Exercise requirements
Quote, without change, all of the lines that follow.

Items from a data source
###

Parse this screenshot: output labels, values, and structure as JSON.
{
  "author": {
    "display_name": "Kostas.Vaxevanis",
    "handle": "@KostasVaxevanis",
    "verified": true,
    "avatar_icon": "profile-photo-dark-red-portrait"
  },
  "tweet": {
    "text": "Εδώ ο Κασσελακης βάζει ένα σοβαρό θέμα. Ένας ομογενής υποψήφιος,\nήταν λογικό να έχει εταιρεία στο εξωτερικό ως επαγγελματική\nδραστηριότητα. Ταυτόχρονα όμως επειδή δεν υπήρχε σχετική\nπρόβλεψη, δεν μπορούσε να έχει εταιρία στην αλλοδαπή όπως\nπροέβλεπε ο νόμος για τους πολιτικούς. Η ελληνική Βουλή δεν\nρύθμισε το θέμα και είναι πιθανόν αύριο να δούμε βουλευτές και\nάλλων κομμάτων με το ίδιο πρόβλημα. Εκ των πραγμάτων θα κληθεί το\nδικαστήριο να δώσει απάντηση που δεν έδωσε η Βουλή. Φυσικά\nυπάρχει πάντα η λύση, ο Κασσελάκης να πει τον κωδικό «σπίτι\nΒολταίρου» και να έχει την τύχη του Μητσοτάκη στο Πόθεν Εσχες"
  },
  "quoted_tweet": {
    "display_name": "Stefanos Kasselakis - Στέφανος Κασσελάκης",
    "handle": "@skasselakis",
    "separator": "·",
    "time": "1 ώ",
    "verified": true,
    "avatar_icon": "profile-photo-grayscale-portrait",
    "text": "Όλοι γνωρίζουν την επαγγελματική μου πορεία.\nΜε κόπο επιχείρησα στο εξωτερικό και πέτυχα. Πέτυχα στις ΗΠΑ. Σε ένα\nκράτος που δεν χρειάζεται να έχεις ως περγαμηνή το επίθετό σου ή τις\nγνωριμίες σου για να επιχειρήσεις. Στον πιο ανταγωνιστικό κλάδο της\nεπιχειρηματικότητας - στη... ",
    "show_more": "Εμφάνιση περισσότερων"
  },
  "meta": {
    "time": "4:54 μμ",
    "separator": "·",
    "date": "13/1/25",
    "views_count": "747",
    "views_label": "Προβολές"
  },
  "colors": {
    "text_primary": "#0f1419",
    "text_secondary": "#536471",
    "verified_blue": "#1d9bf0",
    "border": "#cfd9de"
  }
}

###

Solution to this problem
Parse this screenshot: output labels, values, and structure as JSON.
{
  "author": {
    "display_name": "Kostas.Vaxevanis",
    "handle": "@KostasVaxevanis",
    "verified": true,
    "avatar_icon": "profile-photo-dark-red-portrait"
  },
  "tweet": {
    "text": "Εδώ ο Κασσελακης βάζει ένα σοβαρό θέμα. Ένας ομογενής υποψήφιος,\nήταν λογικό να έχει εταιρεία στο εξωτερικό ως επαγγελματική\nδραστηριότητα. Ταυτόχρονα όμως επειδή δεν υπήρχε σχετική\nπρόβλεψη, δεν μπορούσε να έχει εταιρία στην αλλοδαπή όπως\nπροέβλεπε ο νόμος για τους πολιτικούς. Η ελληνική Βουλή δεν\nρύθμισε το θέμα και είναι πιθανόν αύριο να δούμε βουλευτές και\nάλλων κομμάτων με το ίδιο πρόβλημα. Εκ των πραγμάτων θα κληθεί το\nδικαστήριο να δώσει απάντηση που δεν έδωσε η Βουλή. Φυσικά\nυπάρχει πάντα η λύση, ο Κασσελάκης να πει τον κωδικό «σπίτι\nΒολταίρου» και να έχει την τύχη του Μητσοτάκη στο Πόθεν Εσχες"
  },
  "quoted_tweet": {
    "display_name": "Stefanos Kasselakis - Στέφανος Κασσελάκης",
    "handle": "@skasselakis",
    "separator": "·",
    "time": "1 ώ",
    "verified": true,
    "avatar_icon": "profile-photo-grayscale-portrait",
    "text": "Όλοι γνωρίζουν την επαγγελματική μου πορεία.\nΜε κόπο επιχείρησα στο εξωτερικό και πέτυχα. Πέτυχα στις ΗΠΑ. Σε ένα\nκράτος που δεν χρειάζεται να έχεις ως περγαμηνή το επίθετό σου ή τις\nγνωριμίες σου για να επιχειρήσεις. Στον πιο ανταγωνιστικό κλάδο της\nεπιχειρηματικότητας - στη... ",
    "show_more": "Εμφάνιση περισσότερων"
  },
  "meta": {
    "time": "4:54 μμ",
    "separator": "·",
    "date": "13/1/25",
    "views_count": "747",
    "views_label": "Προβολές"
  },
  "colors": {
    "text_primary": "#0f1419",
    "text_secondary": "#536471",
    "verified_blue": "#1d9bf0",
    "border": "#cfd9de"
  }
}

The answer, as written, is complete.